▸ **REQUIRED WORK**:
Read the records and gather each line that includes "region".

▸ **RECORDS PROVIDED**:
◇ ◇ ◇ ◇

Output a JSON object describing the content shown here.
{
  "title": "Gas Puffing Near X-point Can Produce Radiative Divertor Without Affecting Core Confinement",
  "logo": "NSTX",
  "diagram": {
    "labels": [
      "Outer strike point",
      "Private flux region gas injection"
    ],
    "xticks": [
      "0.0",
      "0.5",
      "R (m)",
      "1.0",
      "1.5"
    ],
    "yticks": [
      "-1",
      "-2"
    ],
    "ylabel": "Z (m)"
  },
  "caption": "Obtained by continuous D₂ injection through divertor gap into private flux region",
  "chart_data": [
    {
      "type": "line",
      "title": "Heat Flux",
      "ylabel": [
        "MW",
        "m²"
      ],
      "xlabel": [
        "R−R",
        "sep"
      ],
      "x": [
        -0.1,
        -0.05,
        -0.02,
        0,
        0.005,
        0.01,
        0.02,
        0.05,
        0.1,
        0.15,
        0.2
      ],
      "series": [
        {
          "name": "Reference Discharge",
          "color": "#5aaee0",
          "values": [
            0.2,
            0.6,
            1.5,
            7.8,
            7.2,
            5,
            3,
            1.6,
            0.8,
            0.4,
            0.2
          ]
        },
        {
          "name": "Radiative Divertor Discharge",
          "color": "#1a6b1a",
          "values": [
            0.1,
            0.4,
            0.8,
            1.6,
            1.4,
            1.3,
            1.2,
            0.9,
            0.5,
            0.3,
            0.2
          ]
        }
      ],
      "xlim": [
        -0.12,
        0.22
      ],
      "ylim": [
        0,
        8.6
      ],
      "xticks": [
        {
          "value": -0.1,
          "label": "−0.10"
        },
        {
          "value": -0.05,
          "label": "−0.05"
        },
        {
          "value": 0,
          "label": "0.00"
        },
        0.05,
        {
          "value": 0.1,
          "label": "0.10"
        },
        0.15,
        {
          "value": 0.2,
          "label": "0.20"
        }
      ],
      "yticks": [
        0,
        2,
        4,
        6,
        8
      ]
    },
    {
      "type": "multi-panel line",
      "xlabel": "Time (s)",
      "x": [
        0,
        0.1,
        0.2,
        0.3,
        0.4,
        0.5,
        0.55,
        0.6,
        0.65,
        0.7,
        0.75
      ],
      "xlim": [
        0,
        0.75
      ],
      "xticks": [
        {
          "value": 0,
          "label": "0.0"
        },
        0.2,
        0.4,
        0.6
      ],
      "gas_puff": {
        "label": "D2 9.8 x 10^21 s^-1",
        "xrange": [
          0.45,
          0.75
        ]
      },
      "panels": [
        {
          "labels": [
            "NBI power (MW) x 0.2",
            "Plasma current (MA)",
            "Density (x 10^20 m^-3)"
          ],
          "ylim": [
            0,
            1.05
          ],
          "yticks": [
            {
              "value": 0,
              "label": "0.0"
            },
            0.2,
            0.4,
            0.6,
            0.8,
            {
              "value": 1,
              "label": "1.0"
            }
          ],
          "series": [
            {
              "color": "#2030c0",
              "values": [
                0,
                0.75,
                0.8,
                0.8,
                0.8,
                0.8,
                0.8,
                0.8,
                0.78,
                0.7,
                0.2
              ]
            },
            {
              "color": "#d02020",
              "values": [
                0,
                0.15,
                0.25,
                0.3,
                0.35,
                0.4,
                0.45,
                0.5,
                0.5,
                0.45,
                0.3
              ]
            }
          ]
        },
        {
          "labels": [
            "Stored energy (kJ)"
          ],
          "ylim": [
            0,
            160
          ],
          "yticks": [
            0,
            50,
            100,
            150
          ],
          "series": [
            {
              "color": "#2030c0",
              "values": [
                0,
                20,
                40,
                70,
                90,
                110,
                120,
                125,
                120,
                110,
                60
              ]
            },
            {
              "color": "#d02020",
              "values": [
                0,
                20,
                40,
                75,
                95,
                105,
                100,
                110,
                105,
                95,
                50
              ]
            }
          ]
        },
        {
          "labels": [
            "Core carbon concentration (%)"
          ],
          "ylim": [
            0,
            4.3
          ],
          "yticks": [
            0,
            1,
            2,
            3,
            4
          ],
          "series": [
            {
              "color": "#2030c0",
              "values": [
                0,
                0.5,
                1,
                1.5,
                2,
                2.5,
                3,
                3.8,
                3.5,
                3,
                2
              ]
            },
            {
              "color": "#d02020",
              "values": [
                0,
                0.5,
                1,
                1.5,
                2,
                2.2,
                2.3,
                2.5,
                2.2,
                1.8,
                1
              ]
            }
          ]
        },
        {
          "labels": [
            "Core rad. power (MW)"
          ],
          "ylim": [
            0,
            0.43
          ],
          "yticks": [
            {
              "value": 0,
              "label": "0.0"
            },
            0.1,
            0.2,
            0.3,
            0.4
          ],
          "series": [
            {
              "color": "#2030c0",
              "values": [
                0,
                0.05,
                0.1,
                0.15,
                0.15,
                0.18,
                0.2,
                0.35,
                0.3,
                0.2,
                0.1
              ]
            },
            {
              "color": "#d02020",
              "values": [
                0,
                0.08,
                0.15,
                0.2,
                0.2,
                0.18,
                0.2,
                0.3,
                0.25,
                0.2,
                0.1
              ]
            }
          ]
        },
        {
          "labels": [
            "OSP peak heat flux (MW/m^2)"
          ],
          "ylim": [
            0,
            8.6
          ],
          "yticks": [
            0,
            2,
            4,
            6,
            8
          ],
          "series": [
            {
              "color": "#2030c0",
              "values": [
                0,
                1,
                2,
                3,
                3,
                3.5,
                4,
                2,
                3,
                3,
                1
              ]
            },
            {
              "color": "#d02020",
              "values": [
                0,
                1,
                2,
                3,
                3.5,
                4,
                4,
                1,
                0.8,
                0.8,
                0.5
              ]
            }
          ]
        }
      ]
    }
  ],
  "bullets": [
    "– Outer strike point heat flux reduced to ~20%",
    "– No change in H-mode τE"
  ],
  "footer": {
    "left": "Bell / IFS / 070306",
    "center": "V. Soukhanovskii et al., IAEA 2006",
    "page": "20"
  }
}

◇ ◇ ◇ ◇

▸ **OUTPUT OF THE EXERCISE**:
      "Private flux region gas injection"
  "caption": "Obtained by continuous D₂ injection through divertor gap into private flux region",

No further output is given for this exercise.